# Exercise materials

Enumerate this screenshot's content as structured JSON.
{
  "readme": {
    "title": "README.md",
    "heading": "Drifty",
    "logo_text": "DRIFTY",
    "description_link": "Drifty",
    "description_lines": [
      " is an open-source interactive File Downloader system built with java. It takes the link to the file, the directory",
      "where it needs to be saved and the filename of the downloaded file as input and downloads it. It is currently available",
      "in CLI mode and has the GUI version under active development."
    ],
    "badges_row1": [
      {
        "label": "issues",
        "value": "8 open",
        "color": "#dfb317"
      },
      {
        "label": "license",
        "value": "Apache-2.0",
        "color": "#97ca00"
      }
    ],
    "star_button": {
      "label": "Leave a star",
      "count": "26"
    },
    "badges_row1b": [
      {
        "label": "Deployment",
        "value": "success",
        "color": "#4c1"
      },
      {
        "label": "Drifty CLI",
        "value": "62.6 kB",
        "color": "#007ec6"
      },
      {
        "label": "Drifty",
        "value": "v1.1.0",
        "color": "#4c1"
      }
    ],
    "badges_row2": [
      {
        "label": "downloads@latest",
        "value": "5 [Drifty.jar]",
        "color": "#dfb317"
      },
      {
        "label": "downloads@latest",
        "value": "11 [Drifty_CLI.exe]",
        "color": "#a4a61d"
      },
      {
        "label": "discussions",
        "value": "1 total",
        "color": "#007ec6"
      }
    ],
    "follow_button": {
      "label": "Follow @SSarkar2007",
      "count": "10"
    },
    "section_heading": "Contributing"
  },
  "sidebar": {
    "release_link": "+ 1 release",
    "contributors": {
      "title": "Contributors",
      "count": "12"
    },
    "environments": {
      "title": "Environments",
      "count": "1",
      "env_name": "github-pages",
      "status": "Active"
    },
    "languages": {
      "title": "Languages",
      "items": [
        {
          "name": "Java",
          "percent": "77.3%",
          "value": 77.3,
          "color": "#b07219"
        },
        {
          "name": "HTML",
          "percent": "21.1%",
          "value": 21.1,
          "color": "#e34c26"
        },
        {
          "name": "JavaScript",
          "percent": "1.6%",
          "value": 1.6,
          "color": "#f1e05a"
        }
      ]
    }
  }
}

# What the exercise asks
Retype the material in full. Each word must match.

# Reply to the exercise
Enumerate this screenshot's content as structured JSON.
{
  "readme": {
    "title": "README.md",
    "heading": "Drifty",
    "logo_text": "DRIFTY",
    "description_link": "Drifty",
    "description_lines": [
      " is an open-source interactive File Downloader system built with java. It takes the link to the file, the directory",
      "where it needs to be saved and the filename of the downloaded file as input and downloads it. It is currently available",
      "in CLI mode and has the GUI version under active development."
    ],
    "badges_row1": [
      {
        "label": "issues",
        "value": "8 open",
        "color": "#dfb317"
      },
      {
        "label": "license",
        "value": "Apache-2.0",
        "color": "#97ca00"
      }
    ],
    "star_button": {
      "label": "Leave a star",
      "count": "26"
    },
    "badges_row1b": [
      {
        "label": "Deployment",
        "value": "success",
        "color": "#4c1"
      },
      {
        "label": "Drifty CLI",
        "value": "62.6 kB",
        "color": "#007ec6"
      },
      {
        "label": "Drifty",
        "value": "v1.1.0",
        "color": "#4c1"
      }
    ],
    "badges_row2": [
      {
        "label": "downloads@latest",
        "value": "5 [Drifty.jar]",
        "color": "#dfb317"
      },
      {
        "label": "downloads@latest",
        "value": "11 [Drifty_CLI.exe]",
        "color": "#a4a61d"
      },
      {
        "label": "discussions",
        "value": "1 total",
        "color": "#007ec6"
      }
    ],
    "follow_button": {
      "label": "Follow @SSarkar2007",
      "count": "10"
    },
    "section_heading": "Contributing"
  },
  "sidebar": {
    "release_link": "+ 1 release",
    "contributors": {
      "title": "Contributors",
      "count": "12"
    },
    "environments": {
      "title": "Environments",
      "count": "1",
      "env_name": "github-pages",
      "status": "Active"
    },
    "languages": {
      "title": "Languages",
      "items": [
        {
          "name": "Java",
          "percent": "77.3%",
          "value": 77.3,
          "color": "#b07219"
        },
        {
          "name": "HTML",
          "percent": "21.1%",
          "value": 21.1,
          "color": "#e34c26"
        },
        {
          "name": "JavaScript",
          "percent": "1.6%",
          "value": 1.6,
          "color": "#f1e05a"
        }
      ]
    }
  }
}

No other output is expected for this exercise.